##### SUPPLIED ENTRIES #####

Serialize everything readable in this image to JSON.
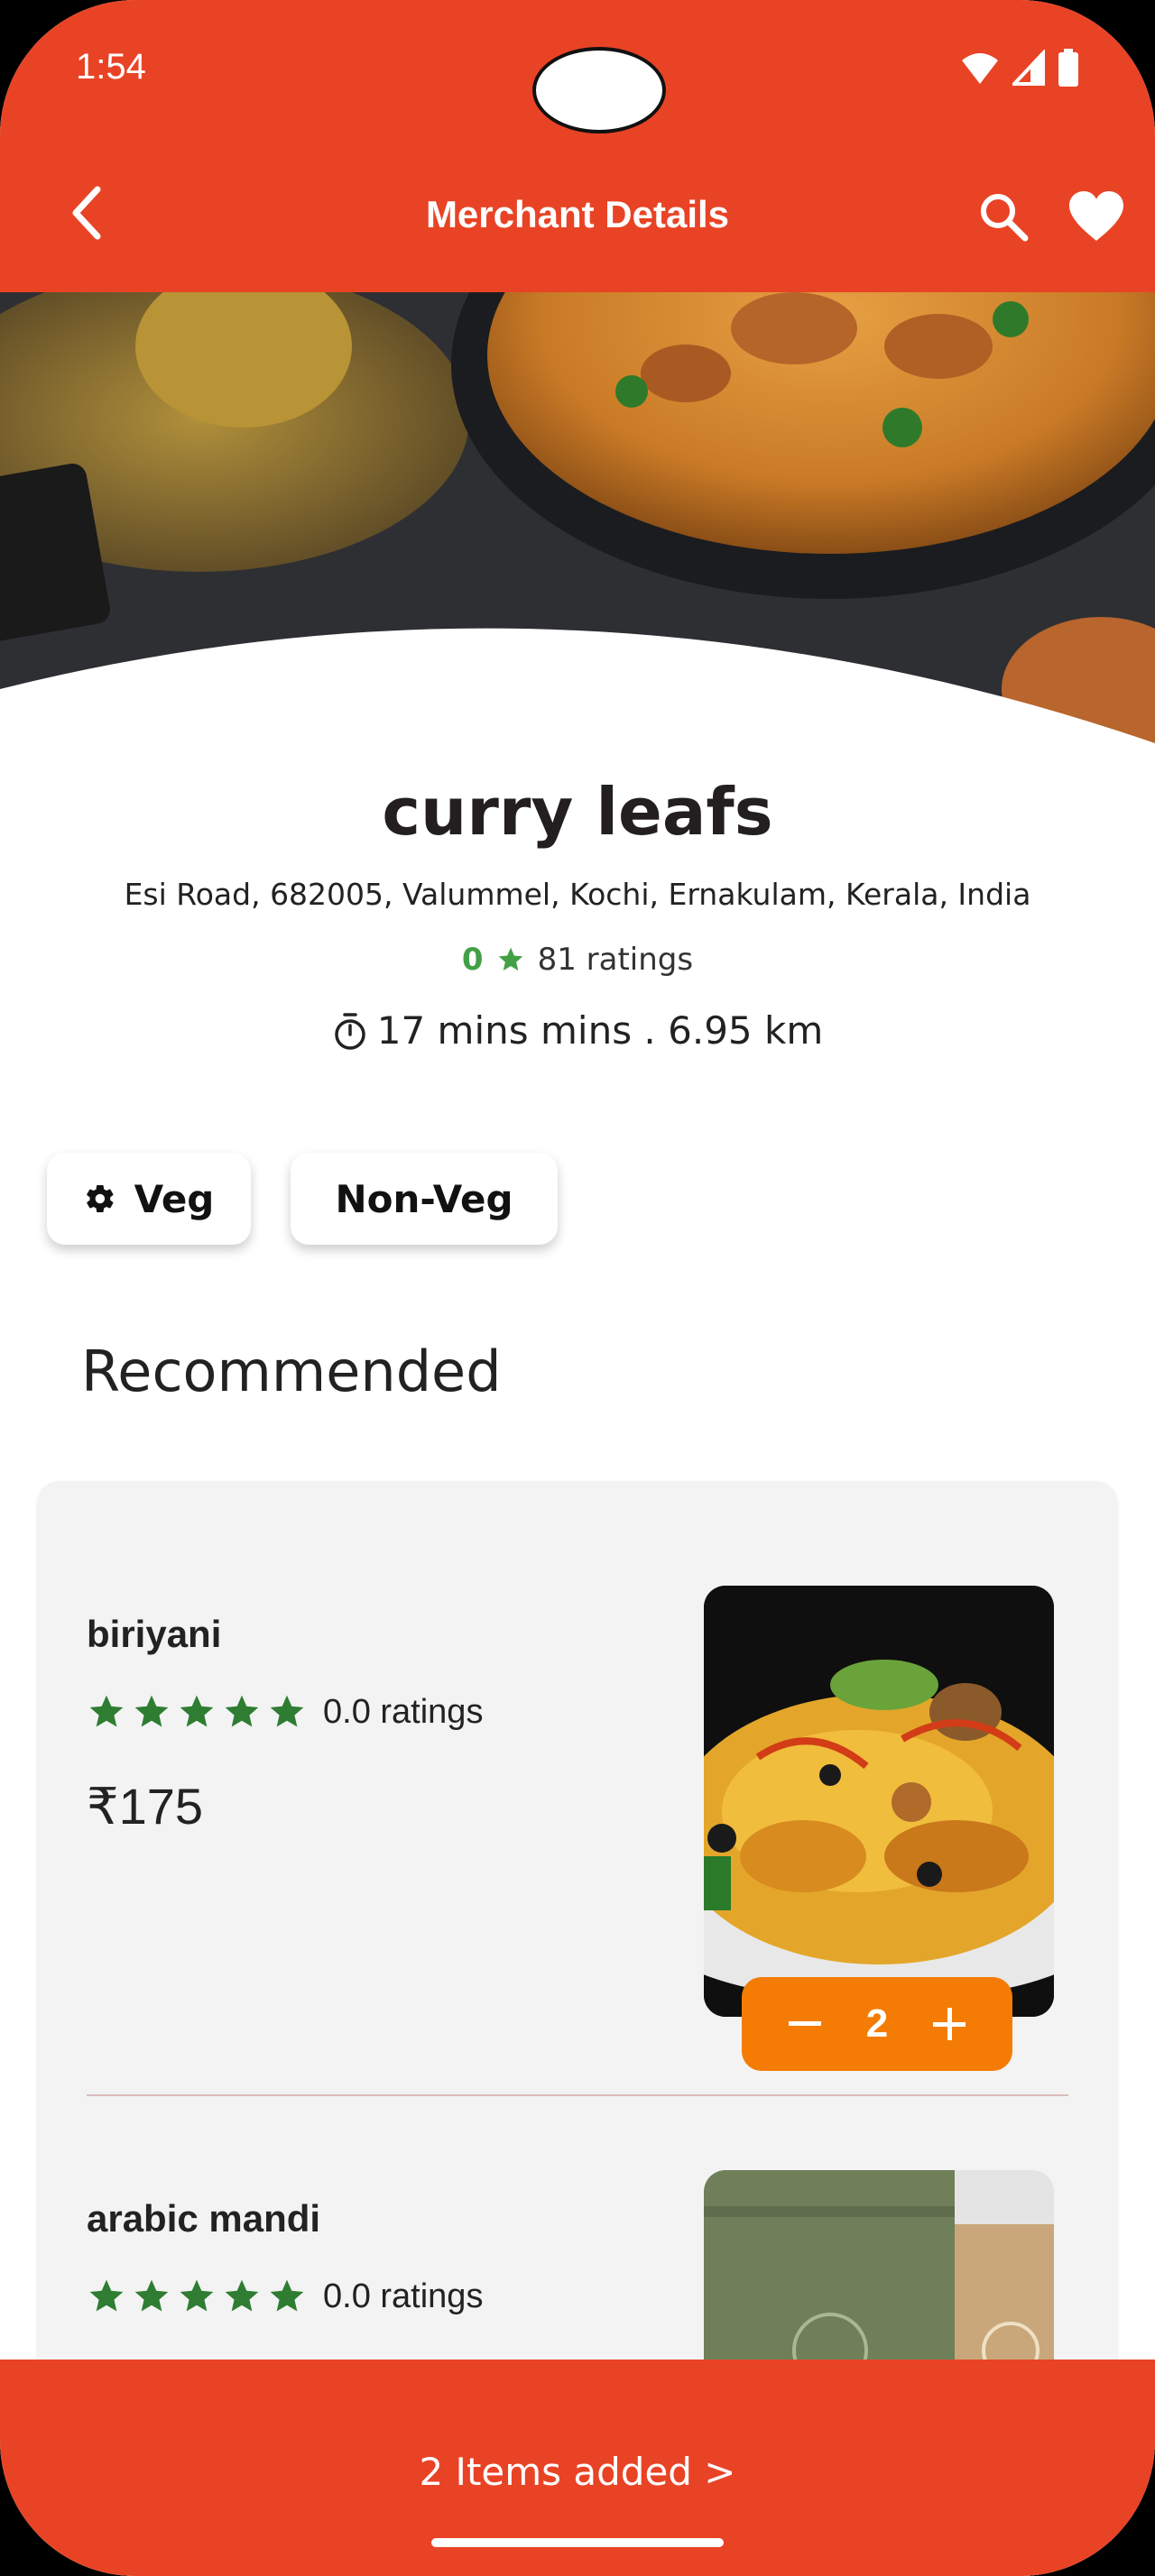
{
  "status_bar": {
    "time": "1:54"
  },
  "app_bar": {
    "title": "Merchant Details",
    "back_icon": "arrow-back-icon",
    "search_icon": "search-icon",
    "favorite_icon": "heart-icon"
  },
  "merchant": {
    "name": "curry leafs",
    "address": "Esi Road, 682005, Valummel, Kochi, Ernakulam, Kerala, India",
    "rating_value": "0",
    "ratings_count": "81 ratings",
    "eta": "17 mins mins . 6.95 km"
  },
  "filters": [
    {
      "label": "Veg",
      "icon": "gear-icon"
    },
    {
      "label": "Non-Veg"
    }
  ],
  "section": {
    "title": "Recommended"
  },
  "items": [
    {
      "name": "biriyani",
      "rating": 0.0,
      "ratings_text": "0.0 ratings",
      "price": "₹175",
      "quantity": "2"
    },
    {
      "name": "arabic mandi",
      "rating": 0.0,
      "ratings_text": "0.0 ratings"
    }
  ],
  "cart": {
    "label": "2 Items added >"
  },
  "colors": {
    "primary": "#e94325",
    "stepper": "#f47c05",
    "star": "#2e7d32",
    "rating_value": "#43a047"
  }
}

#####

TASK: Return to the listing above and set it down exactly, leaving out its pictures.

EXERCISE SOLUTION:
Serialize everything readable in this image to JSON.
{
  "status_bar": {
    "time": "1:54"
  },
  "app_bar": {
    "title": "Merchant Details",
    "back_icon": "arrow-back-icon",
    "search_icon": "search-icon",
    "favorite_icon": "heart-icon"
  },
  "merchant": {
    "name": "curry leafs",
    "address": "Esi Road, 682005, Valummel, Kochi, Ernakulam, Kerala, India",
    "rating_value": "0",
    "ratings_count": "81 ratings",
    "eta": "17 mins mins . 6.95 km"
  },
  "filters": [
    {
      "label": "Veg",
      "icon": "gear-icon"
    },
    {
      "label": "Non-Veg"
    }
  ],
  "section": {
    "title": "Recommended"
  },
  "items": [
    {
      "name": "biriyani",
      "rating": 0.0,
      "ratings_text": "0.0 ratings",
      "price": "₹175",
      "quantity": "2"
    },
    {
      "name": "arabic mandi",
      "rating": 0.0,
      "ratings_text": "0.0 ratings"
    }
  ],
  "cart": {
    "label": "2 Items added >"
  },
  "colors": {
    "primary": "#e94325",
    "stepper": "#f47c05",
    "star": "#2e7d32",
    "rating_value": "#43a047"
  }
}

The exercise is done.